• EXERCISE INSTRUCTIONS
Make an exact copy of each entry, leaving out every picture.
##########
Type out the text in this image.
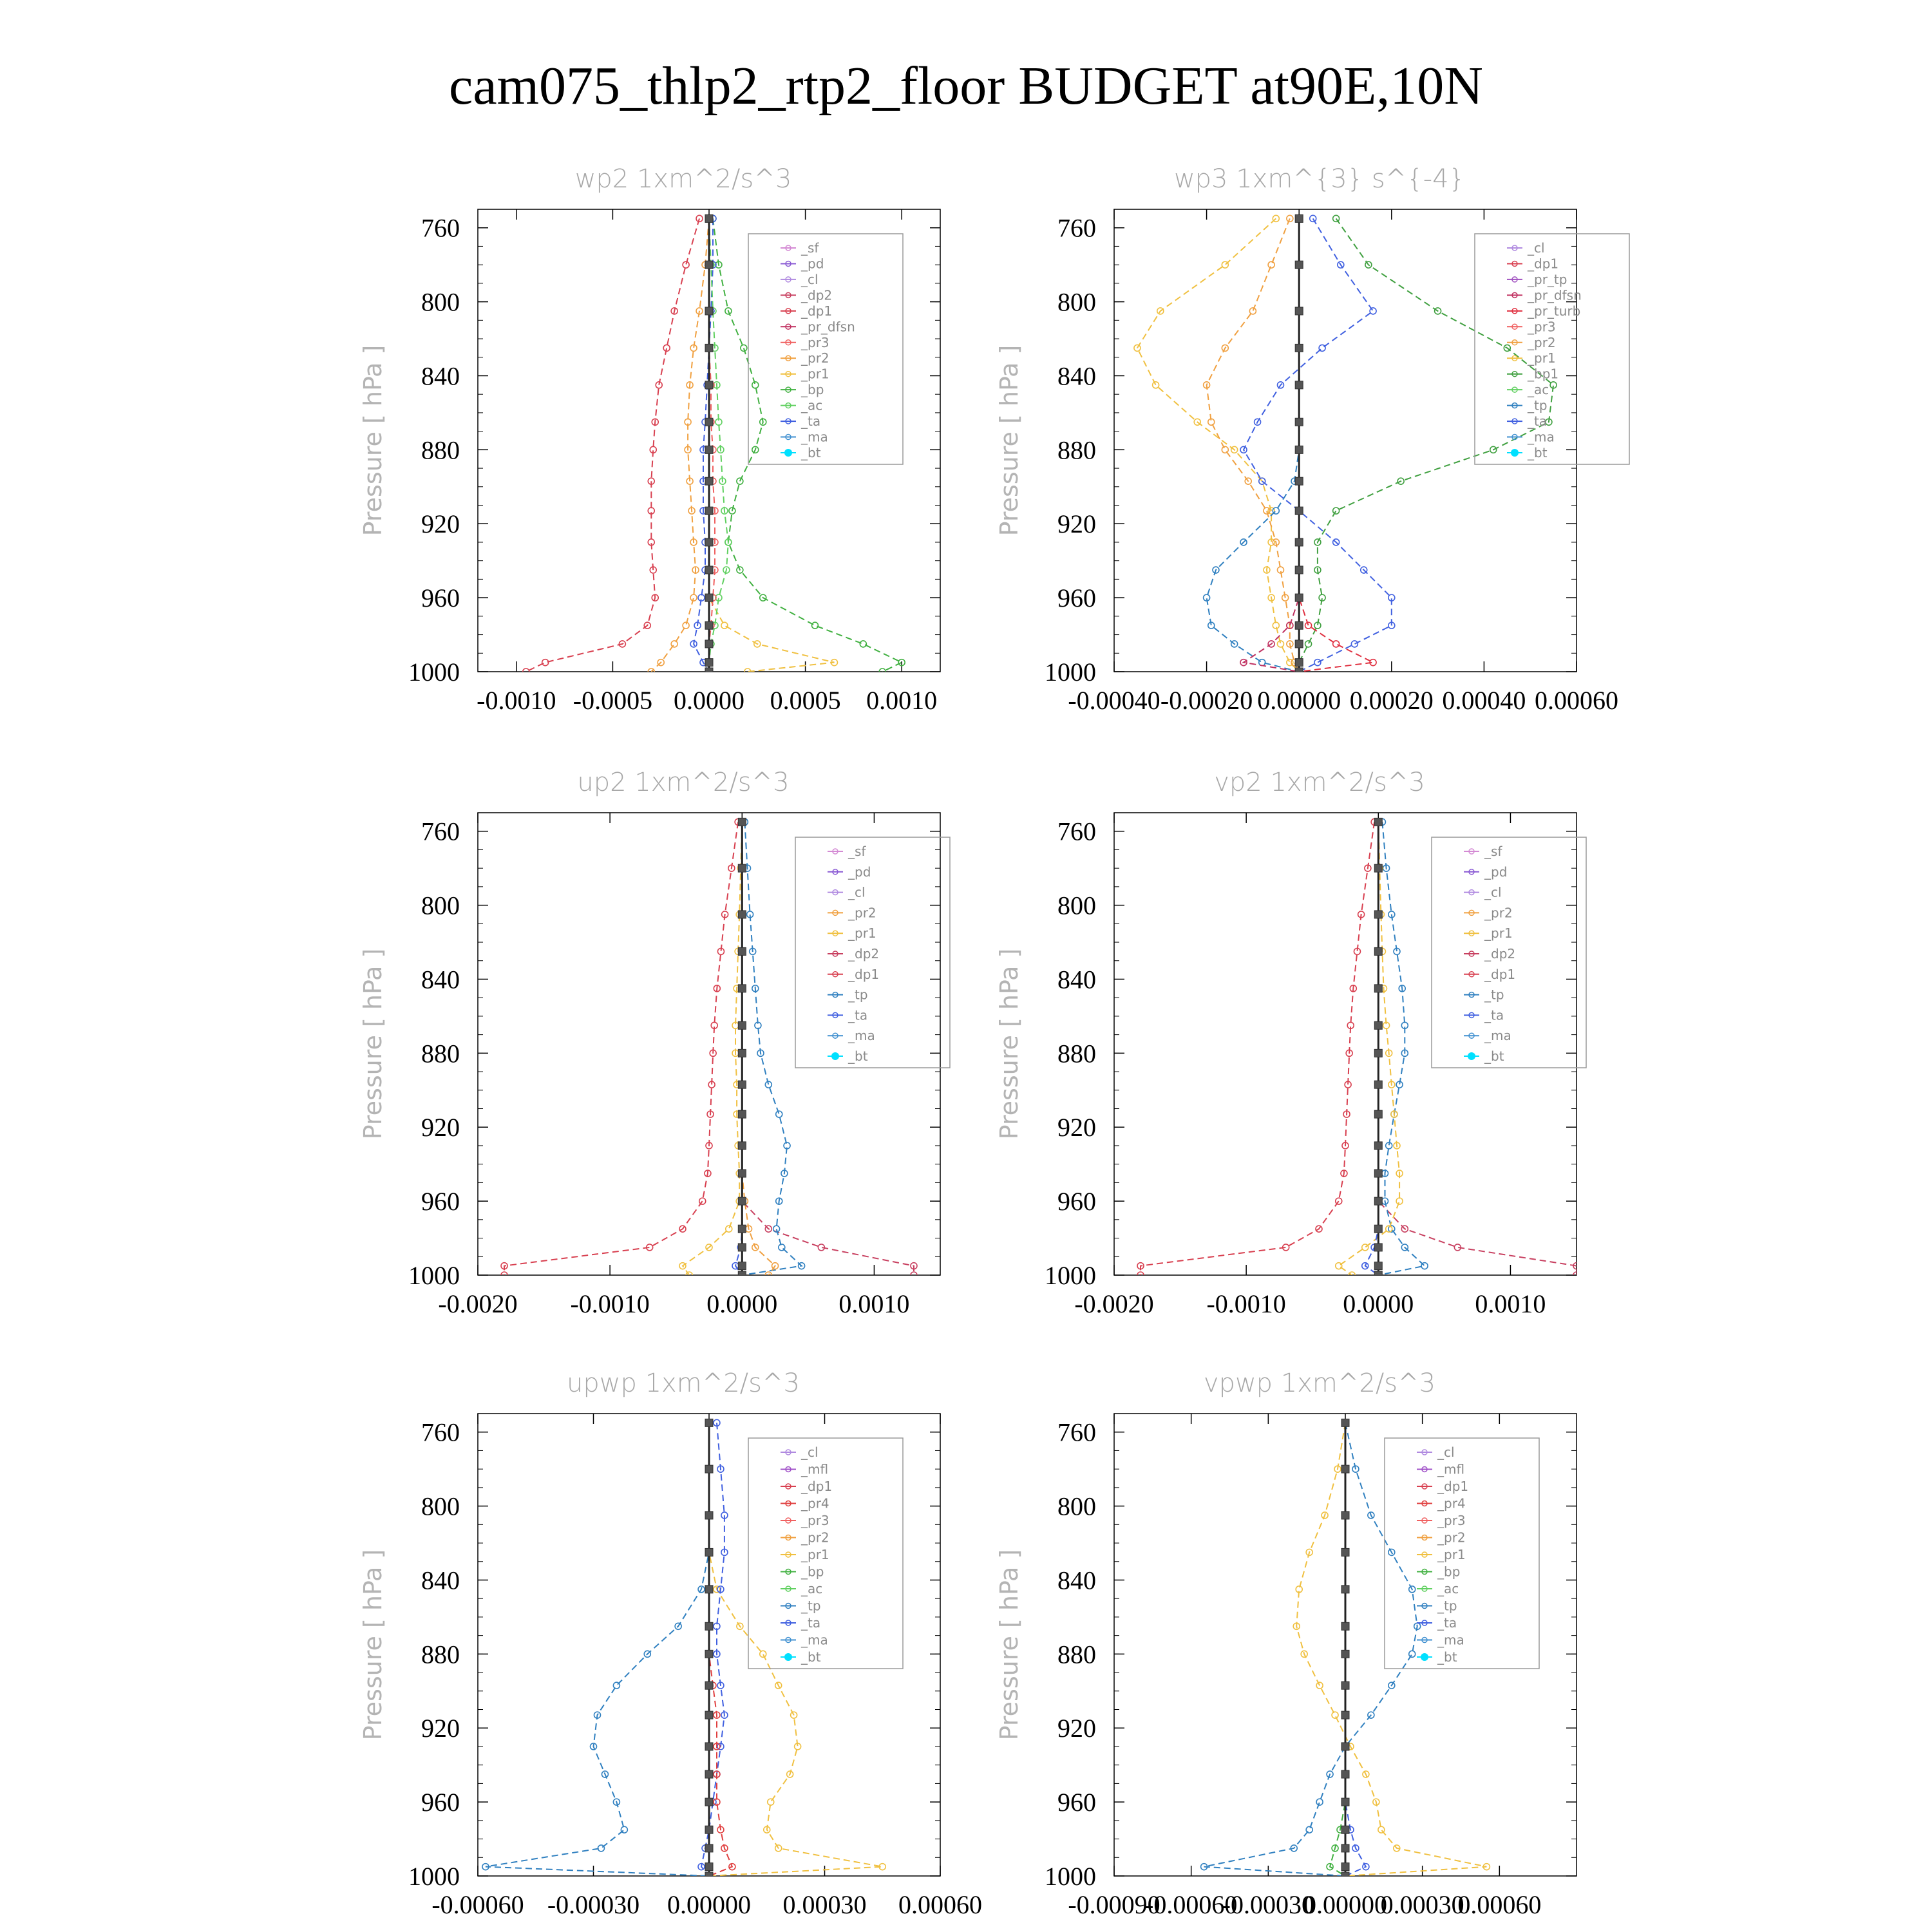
cam075_thlp2_rtp2_floor BUDGET at90E,10N
wp2 1xm^2/s^3
Pressure [ hPa ]
760
800
840
880
920
960
1000
-0.0010 -0.0005 0.0000 0.0005 0.0010
_sf
_pd
_cl
_dp2
_dp1
_pr_dfsn
_pr3
_pr2
_pr1
_bp
_ac
_ta
_ma
_bt
wp3 1xm^{3} s^{-4}
Pressure [ hPa ]
760
800
840
880
920
960
1000
-0.00040 -0.00020 0.00000 0.00020 0.00040 0.00060
_cl
_dp1
_pr_tp
_pr_dfsn
_pr_turb
_pr3
_pr2
_pr1
_bp1
_ac
_tp
_ta
_ma
_bt
up2 1xm^2/s^3
Pressure [ hPa ]
760
800
840
880
920
960
1000
-0.0020 -0.0010 0.0000 0.0010
_sf
_pd
_cl
_pr2
_pr1
_dp2
_dp1
_tp
_ta
_ma
_bt
vp2 1xm^2/s^3
Pressure [ hPa ]
760
800
840
880
920
960
1000
-0.0020 -0.0010 0.0000 0.0010
_sf
_pd
_cl
_pr2
_pr1
_dp2
_dp1
_tp
_ta
_ma
_bt
upwp 1xm^2/s^3
Pressure [ hPa ]
760
800
840
880
920
960
1000
-0.00060 -0.00030 0.00000 0.00030 0.00060
_cl
_mfl
_dp1
_pr4
_pr3
_pr2
_pr1
_bp
_ac
_tp
_ta
_ma
_bt
vpwp 1xm^2/s^3
Pressure [ hPa ]
760
800
840
880
920
960
1000
-0.00090
-0.00060
-0.00030
0.00000
0.00030
0.00060
_cl
_mfl
_dp1
_pr4
_pr3
_pr2
_pr1
_bp
_ac
_tp
_ta
_ma
_bt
##########
• EXERCISE OUTPUT
Type out the text in this image.
cam075_thlp2_rtp2_floor BUDGET at90E,10N
wp2 1xm^2/s^3
Pressure [ hPa ]
760
800
840
880
920
960
1000
-0.0010 -0.0005 0.0000 0.0005 0.0010
_sf
_pd
_cl
_dp2
_dp1
_pr_dfsn
_pr3
_pr2
_pr1
_bp
_ac
_ta
_ma
_bt
wp3 1xm^{3} s^{-4}
Pressure [ hPa ]
760
800
840
880
920
960
1000
-0.00040 -0.00020 0.00000 0.00020 0.00040 0.00060
_cl
_dp1
_pr_tp
_pr_dfsn
_pr_turb
_pr3
_pr2
_pr1
_bp1
_ac
_tp
_ta
_ma
_bt
up2 1xm^2/s^3
Pressure [ hPa ]
760
800
840
880
920
960
1000
-0.0020 -0.0010 0.0000 0.0010
_sf
_pd
_cl
_pr2
_pr1
_dp2
_dp1
_tp
_ta
_ma
_bt
vp2 1xm^2/s^3
Pressure [ hPa ]
760
800
840
880
920
960
1000
-0.0020 -0.0010 0.0000 0.0010
_sf
_pd
_cl
_pr2
_pr1
_dp2
_dp1
_tp
_ta
_ma
_bt
upwp 1xm^2/s^3
Pressure [ hPa ]
760
800
840
880
920
960
1000
-0.00060 -0.00030 0.00000 0.00030 0.00060
_cl
_mfl
_dp1
_pr4
_pr3
_pr2
_pr1
_bp
_ac
_tp
_ta
_ma
_bt
vpwp 1xm^2/s^3
Pressure [ hPa ]
760
800
840
880
920
960
1000
-0.00090
-0.00060
-0.00030
0.00000
0.00030
0.00060
_cl
_mfl
_dp1
_pr4
_pr3
_pr2
_pr1
_bp
_ac
_tp
_ta
_ma
_bt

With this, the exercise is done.